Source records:
========================
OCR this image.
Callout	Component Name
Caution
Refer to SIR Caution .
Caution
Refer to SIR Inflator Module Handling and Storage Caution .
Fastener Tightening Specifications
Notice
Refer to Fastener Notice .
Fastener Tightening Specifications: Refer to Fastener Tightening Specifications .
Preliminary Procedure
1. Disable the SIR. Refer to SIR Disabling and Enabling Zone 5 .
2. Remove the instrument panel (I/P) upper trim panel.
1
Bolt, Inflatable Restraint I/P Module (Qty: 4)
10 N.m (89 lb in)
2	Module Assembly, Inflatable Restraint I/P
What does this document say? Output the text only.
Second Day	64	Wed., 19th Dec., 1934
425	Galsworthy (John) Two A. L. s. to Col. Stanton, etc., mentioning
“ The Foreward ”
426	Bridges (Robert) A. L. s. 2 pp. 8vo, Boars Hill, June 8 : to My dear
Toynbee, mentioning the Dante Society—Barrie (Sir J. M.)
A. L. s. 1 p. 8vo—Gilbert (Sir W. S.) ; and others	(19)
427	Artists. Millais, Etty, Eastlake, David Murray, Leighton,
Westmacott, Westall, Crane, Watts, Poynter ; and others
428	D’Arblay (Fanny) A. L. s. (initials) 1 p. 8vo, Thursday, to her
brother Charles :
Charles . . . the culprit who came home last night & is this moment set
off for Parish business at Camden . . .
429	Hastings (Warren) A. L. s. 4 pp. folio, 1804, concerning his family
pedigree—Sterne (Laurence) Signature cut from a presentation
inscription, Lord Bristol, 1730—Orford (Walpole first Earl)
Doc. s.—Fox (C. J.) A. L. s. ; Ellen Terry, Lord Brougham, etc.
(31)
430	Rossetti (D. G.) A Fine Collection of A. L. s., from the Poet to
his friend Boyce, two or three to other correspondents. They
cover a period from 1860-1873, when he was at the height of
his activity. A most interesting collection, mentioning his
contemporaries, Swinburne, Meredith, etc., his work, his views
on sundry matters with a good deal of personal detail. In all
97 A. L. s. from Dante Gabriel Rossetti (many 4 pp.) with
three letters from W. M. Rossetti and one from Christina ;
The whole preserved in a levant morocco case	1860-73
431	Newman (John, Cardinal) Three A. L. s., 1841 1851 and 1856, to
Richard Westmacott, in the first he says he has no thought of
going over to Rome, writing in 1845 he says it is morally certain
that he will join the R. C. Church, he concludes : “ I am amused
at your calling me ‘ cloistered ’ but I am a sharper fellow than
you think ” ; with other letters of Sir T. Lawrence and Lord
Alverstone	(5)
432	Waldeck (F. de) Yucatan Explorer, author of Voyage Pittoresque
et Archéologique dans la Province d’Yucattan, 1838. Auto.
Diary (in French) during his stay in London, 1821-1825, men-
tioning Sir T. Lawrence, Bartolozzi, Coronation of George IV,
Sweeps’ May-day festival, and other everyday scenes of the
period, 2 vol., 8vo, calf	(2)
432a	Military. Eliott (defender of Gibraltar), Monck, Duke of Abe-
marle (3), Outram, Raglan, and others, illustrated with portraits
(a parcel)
========================
Task to complete ::
Nothing in the data may differ; print all of it exactly as written.

Result of the exercise ::
OCR this image.
Callout	Component Name
Caution
Refer to SIR Caution .
Caution
Refer to SIR Inflator Module Handling and Storage Caution .
Fastener Tightening Specifications
Notice
Refer to Fastener Notice .
Fastener Tightening Specifications: Refer to Fastener Tightening Specifications .
Preliminary Procedure
1. Disable the SIR. Refer to SIR Disabling and Enabling Zone 5 .
2. Remove the instrument panel (I/P) upper trim panel.
1
Bolt, Inflatable Restraint I/P Module (Qty: 4)
10 N.m (89 lb in)
2	Module Assembly, Inflatable Restraint I/P
What does this document say? Output the text only.
Second Day	64	Wed., 19th Dec., 1934
425	Galsworthy (John) Two A. L. s. to Col. Stanton, etc., mentioning
“ The Foreward ”
426	Bridges (Robert) A. L. s. 2 pp. 8vo, Boars Hill, June 8 : to My dear
Toynbee, mentioning the Dante Society—Barrie (Sir J. M.)
A. L. s. 1 p. 8vo—Gilbert (Sir W. S.) ; and others	(19)
427	Artists. Millais, Etty, Eastlake, David Murray, Leighton,
Westmacott, Westall, Crane, Watts, Poynter ; and others
428	D’Arblay (Fanny) A. L. s. (initials) 1 p. 8vo, Thursday, to her
brother Charles :
Charles . . . the culprit who came home last night & is this moment set
off for Parish business at Camden . . .
429	Hastings (Warren) A. L. s. 4 pp. folio, 1804, concerning his family
pedigree—Sterne (Laurence) Signature cut from a presentation
inscription, Lord Bristol, 1730—Orford (Walpole first Earl)
Doc. s.—Fox (C. J.) A. L. s. ; Ellen Terry, Lord Brougham, etc.
(31)
430	Rossetti (D. G.) A Fine Collection of A. L. s., from the Poet to
his friend Boyce, two or three to other correspondents. They
cover a period from 1860-1873, when he was at the height of
his activity. A most interesting collection, mentioning his
contemporaries, Swinburne, Meredith, etc., his work, his views
on sundry matters with a good deal of personal detail. In all
97 A. L. s. from Dante Gabriel Rossetti (many 4 pp.) with
three letters from W. M. Rossetti and one from Christina ;
The whole preserved in a levant morocco case	1860-73
431	Newman (John, Cardinal) Three A. L. s., 1841 1851 and 1856, to
Richard Westmacott, in the first he says he has no thought of
going over to Rome, writing in 1845 he says it is morally certain
that he will join the R. C. Church, he concludes : “ I am amused
at your calling me ‘ cloistered ’ but I am a sharper fellow than
you think ” ; with other letters of Sir T. Lawrence and Lord
Alverstone	(5)
432	Waldeck (F. de) Yucatan Explorer, author of Voyage Pittoresque
et Archéologique dans la Province d’Yucattan, 1838. Auto.
Diary (in French) during his stay in London, 1821-1825, men-
tioning Sir T. Lawrence, Bartolozzi, Coronation of George IV,
Sweeps’ May-day festival, and other everyday scenes of the
period, 2 vol., 8vo, calf	(2)
432a	Military. Eliott (defender of Gibraltar), Monck, Duke of Abe-
marle (3), Outram, Raglan, and others, illustrated with portraits
(a parcel)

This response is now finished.